The task ▸ Type the records out again in full, exactly.

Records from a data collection
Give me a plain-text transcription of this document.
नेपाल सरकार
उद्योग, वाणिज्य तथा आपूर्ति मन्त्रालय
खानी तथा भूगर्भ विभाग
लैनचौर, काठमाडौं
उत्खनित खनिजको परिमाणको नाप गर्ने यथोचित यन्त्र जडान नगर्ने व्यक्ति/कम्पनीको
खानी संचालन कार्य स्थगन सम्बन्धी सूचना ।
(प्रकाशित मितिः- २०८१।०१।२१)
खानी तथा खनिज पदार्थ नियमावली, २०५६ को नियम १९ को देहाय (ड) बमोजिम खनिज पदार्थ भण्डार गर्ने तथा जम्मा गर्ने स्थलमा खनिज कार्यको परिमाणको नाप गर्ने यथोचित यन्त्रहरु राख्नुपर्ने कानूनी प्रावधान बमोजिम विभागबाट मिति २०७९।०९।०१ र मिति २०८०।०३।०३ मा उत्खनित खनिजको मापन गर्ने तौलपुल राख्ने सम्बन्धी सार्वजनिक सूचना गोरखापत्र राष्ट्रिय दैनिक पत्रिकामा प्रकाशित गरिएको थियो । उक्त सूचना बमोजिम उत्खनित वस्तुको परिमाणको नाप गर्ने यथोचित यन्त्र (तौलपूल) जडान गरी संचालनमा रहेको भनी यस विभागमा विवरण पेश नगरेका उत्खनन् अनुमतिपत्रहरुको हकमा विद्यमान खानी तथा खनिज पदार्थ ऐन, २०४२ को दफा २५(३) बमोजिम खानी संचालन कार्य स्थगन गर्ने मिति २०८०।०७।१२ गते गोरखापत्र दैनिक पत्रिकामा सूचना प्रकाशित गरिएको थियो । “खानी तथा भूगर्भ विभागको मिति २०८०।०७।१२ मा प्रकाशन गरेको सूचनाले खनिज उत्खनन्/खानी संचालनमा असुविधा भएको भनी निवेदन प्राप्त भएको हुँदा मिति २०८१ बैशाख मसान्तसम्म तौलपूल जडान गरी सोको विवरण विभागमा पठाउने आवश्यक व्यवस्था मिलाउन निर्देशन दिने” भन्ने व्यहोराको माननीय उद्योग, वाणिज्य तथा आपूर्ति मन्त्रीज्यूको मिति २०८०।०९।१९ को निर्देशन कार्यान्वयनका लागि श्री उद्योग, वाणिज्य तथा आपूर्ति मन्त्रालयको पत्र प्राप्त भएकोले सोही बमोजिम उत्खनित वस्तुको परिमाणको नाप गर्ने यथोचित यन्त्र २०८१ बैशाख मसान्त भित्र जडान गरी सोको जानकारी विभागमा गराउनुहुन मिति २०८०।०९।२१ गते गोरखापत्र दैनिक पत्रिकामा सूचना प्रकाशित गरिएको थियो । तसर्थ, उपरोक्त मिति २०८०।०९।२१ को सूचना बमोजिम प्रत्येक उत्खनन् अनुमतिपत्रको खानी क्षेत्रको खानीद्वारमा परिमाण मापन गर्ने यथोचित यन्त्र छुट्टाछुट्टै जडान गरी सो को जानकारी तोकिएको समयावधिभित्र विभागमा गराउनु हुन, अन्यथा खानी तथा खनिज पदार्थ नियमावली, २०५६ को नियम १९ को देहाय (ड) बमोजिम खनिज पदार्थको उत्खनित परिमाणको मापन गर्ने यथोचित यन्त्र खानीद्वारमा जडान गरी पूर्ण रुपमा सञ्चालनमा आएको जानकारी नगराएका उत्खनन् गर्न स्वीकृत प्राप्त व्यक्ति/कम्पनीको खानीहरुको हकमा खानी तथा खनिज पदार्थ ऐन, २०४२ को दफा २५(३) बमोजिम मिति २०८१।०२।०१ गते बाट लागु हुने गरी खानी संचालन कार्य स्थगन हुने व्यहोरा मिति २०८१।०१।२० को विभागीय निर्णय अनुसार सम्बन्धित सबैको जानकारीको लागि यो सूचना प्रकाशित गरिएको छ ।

Task solution ▸
Give me a plain-text transcription of this document.
नेपाल सरकार
उद्योग, वाणिज्य तथा आपूर्ति मन्त्रालय
खानी तथा भूगर्भ विभाग
लैनचौर, काठमाडौं
उत्खनित खनिजको परिमाणको नाप गर्ने यथोचित यन्त्र जडान नगर्ने व्यक्ति/कम्पनीको
खानी संचालन कार्य स्थगन सम्बन्धी सूचना ।
(प्रकाशित मितिः- २०८१।०१।२१)
खानी तथा खनिज पदार्थ नियमावली, २०५६ को नियम १९ को देहाय (ड) बमोजिम खनिज पदार्थ भण्डार गर्ने तथा जम्मा गर्ने स्थलमा खनिज कार्यको परिमाणको नाप गर्ने यथोचित यन्त्रहरु राख्नुपर्ने कानूनी प्रावधान बमोजिम विभागबाट मिति २०७९।०९।०१ र मिति २०८०।०३।०३ मा उत्खनित खनिजको मापन गर्ने तौलपुल राख्ने सम्बन्धी सार्वजनिक सूचना गोरखापत्र राष्ट्रिय दैनिक पत्रिकामा प्रकाशित गरिएको थियो । उक्त सूचना बमोजिम उत्खनित वस्तुको परिमाणको नाप गर्ने यथोचित यन्त्र (तौलपूल) जडान गरी संचालनमा रहेको भनी यस विभागमा विवरण पेश नगरेका उत्खनन् अनुमतिपत्रहरुको हकमा विद्यमान खानी तथा खनिज पदार्थ ऐन, २०४२ को दफा २५(३) बमोजिम खानी संचालन कार्य स्थगन गर्ने मिति २०८०।०७।१२ गते गोरखापत्र दैनिक पत्रिकामा सूचना प्रकाशित गरिएको थियो । “खानी तथा भूगर्भ विभागको मिति २०८०।०७।१२ मा प्रकाशन गरेको सूचनाले खनिज उत्खनन्/खानी संचालनमा असुविधा भएको भनी निवेदन प्राप्त भएको हुँदा मिति २०८१ बैशाख मसान्तसम्म तौलपूल जडान गरी सोको विवरण विभागमा पठाउने आवश्यक व्यवस्था मिलाउन निर्देशन दिने” भन्ने व्यहोराको माननीय उद्योग, वाणिज्य तथा आपूर्ति मन्त्रीज्यूको मिति २०८०।०९।१९ को निर्देशन कार्यान्वयनका लागि श्री उद्योग, वाणिज्य तथा आपूर्ति मन्त्रालयको पत्र प्राप्त भएकोले सोही बमोजिम उत्खनित वस्तुको परिमाणको नाप गर्ने यथोचित यन्त्र २०८१ बैशाख मसान्त भित्र जडान गरी सोको जानकारी विभागमा गराउनुहुन मिति २०८०।०९।२१ गते गोरखापत्र दैनिक पत्रिकामा सूचना प्रकाशित गरिएको थियो । तसर्थ, उपरोक्त मिति २०८०।०९।२१ को सूचना बमोजिम प्रत्येक उत्खनन् अनुमतिपत्रको खानी क्षेत्रको खानीद्वारमा परिमाण मापन गर्ने यथोचित यन्त्र छुट्टाछुट्टै जडान गरी सो को जानकारी तोकिएको समयावधिभित्र विभागमा गराउनु हुन, अन्यथा खानी तथा खनिज पदार्थ नियमावली, २०५६ को नियम १९ को देहाय (ड) बमोजिम खनिज पदार्थको उत्खनित परिमाणको मापन गर्ने यथोचित यन्त्र खानीद्वारमा जडान गरी पूर्ण रुपमा सञ्चालनमा आएको जानकारी नगराएका उत्खनन् गर्न स्वीकृत प्राप्त व्यक्ति/कम्पनीको खानीहरुको हकमा खानी तथा खनिज पदार्थ ऐन, २०४२ को दफा २५(३) बमोजिम मिति २०८१।०२।०१ गते बाट लागु हुने गरी खानी संचालन कार्य स्थगन हुने व्यहोरा मिति २०८१।०१।२० को विभागीय निर्णय अनुसार सम्बन्धित सबैको जानकारीको लागि यो सूचना प्रकाशित गरिएको छ ।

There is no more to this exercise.